» REQUIREMENT
Find the lines of data that contain the string "work", then list them.

** BEGIN RECORDS TO PROCESS **

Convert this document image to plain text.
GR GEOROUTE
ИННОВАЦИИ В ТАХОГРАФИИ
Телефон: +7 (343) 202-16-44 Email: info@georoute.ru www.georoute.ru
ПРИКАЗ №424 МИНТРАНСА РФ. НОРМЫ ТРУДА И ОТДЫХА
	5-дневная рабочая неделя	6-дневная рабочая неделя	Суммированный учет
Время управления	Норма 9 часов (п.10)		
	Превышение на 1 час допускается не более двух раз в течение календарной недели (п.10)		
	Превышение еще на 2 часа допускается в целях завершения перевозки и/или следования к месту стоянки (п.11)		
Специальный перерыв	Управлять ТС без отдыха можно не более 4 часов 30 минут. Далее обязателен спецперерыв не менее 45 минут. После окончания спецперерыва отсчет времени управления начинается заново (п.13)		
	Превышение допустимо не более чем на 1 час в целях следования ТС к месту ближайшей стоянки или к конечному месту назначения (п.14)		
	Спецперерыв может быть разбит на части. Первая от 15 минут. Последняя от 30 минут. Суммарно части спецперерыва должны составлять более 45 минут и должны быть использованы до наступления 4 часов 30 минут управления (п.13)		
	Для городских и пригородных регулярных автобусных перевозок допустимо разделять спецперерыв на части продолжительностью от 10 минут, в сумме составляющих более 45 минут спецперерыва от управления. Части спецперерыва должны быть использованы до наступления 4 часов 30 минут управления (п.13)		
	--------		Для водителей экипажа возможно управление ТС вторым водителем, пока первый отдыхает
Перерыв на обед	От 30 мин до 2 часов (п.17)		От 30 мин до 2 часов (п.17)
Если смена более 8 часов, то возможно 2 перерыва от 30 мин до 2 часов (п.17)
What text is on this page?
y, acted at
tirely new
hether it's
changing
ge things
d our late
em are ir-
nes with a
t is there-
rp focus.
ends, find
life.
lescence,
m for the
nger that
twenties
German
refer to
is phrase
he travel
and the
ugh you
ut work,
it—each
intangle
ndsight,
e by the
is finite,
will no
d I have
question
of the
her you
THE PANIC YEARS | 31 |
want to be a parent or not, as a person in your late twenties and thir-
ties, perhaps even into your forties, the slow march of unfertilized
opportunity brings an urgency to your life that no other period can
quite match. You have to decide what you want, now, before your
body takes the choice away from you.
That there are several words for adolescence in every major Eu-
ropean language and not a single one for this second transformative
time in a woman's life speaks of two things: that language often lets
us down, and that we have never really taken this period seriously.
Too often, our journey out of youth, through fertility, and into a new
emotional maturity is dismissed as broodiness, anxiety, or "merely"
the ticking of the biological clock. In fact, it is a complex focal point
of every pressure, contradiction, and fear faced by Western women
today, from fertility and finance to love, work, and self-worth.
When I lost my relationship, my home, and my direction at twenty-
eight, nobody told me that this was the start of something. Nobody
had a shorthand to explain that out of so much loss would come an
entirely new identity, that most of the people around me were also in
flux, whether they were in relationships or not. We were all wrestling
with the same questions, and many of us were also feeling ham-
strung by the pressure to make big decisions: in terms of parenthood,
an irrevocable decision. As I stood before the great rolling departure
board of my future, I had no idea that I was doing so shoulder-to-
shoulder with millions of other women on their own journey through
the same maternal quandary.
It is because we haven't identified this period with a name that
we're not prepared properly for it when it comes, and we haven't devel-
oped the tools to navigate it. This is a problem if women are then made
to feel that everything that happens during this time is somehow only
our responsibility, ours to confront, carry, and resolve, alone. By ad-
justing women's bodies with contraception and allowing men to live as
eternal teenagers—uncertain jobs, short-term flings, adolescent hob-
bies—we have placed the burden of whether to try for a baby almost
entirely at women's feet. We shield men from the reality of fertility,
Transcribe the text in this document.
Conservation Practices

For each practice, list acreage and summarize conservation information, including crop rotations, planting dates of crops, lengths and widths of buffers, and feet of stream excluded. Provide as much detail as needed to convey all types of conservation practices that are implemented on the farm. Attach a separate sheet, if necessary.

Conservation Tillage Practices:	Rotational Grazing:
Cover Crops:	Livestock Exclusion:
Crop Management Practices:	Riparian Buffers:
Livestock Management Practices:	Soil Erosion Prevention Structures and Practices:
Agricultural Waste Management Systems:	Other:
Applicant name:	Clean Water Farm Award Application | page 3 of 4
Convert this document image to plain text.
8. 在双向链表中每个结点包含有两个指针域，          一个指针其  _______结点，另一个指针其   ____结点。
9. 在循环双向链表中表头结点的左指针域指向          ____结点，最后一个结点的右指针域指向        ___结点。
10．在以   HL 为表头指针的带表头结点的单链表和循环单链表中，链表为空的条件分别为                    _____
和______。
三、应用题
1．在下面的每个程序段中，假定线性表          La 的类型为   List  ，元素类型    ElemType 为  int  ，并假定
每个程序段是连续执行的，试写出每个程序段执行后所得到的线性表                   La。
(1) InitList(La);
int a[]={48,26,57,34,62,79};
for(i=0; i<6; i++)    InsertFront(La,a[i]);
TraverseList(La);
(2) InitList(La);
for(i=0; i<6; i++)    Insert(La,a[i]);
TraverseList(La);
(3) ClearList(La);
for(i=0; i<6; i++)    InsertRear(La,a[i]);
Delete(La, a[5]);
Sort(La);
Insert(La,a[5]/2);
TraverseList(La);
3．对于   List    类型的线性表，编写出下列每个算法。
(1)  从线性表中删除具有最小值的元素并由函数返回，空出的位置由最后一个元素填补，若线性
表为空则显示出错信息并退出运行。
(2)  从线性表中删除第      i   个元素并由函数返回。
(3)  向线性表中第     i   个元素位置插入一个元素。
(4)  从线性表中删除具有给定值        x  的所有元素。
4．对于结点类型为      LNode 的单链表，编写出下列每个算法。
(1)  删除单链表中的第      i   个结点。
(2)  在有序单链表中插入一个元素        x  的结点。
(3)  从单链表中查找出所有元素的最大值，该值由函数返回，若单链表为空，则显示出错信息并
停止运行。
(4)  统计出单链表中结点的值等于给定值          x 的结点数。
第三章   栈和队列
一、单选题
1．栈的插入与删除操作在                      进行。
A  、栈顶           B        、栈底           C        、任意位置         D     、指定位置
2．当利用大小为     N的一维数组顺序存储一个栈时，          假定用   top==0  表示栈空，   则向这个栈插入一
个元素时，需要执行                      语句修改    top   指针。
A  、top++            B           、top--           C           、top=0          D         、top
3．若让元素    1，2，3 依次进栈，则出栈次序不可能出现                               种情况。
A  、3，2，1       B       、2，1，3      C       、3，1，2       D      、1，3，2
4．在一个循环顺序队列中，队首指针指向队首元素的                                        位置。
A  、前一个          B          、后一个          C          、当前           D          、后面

** END RECORDS TO PROCESS **

» CORRECT RESPONSE
ut work,
today, from fertility and finance to love, work, and self-worth.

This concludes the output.